Direction —
Pick every line from the data that holds the word "Login".

Input records —

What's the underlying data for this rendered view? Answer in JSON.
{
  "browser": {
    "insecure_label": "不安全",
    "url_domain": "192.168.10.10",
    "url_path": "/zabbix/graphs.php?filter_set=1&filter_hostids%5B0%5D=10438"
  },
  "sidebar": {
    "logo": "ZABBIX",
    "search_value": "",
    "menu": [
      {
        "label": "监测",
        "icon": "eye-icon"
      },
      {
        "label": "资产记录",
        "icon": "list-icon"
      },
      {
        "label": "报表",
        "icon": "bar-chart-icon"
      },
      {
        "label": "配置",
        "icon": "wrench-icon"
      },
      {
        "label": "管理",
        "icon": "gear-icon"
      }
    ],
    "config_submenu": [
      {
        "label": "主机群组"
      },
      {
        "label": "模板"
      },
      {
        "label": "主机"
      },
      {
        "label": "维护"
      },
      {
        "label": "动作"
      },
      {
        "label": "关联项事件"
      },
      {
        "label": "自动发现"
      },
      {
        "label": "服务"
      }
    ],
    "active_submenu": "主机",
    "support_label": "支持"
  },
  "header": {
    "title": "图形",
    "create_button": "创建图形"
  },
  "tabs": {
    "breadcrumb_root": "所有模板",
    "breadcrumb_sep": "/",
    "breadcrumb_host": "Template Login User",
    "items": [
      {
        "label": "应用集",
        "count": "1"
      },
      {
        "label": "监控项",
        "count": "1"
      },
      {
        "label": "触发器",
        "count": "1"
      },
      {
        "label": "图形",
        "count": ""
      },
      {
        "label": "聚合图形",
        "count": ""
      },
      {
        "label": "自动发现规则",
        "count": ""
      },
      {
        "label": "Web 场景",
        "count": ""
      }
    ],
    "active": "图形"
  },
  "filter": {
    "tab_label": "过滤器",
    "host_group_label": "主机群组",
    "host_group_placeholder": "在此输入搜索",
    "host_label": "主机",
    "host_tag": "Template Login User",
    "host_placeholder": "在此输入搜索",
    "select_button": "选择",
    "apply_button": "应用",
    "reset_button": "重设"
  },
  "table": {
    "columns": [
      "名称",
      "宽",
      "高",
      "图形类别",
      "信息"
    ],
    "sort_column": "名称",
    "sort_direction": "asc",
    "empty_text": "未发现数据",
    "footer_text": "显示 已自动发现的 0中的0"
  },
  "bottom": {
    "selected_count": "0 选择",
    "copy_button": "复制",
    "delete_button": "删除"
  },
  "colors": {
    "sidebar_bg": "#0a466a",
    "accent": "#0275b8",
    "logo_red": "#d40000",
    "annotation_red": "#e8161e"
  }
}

Result of the task —
    "breadcrumb_host": "Template Login User",
    "host_tag": "Template Login User",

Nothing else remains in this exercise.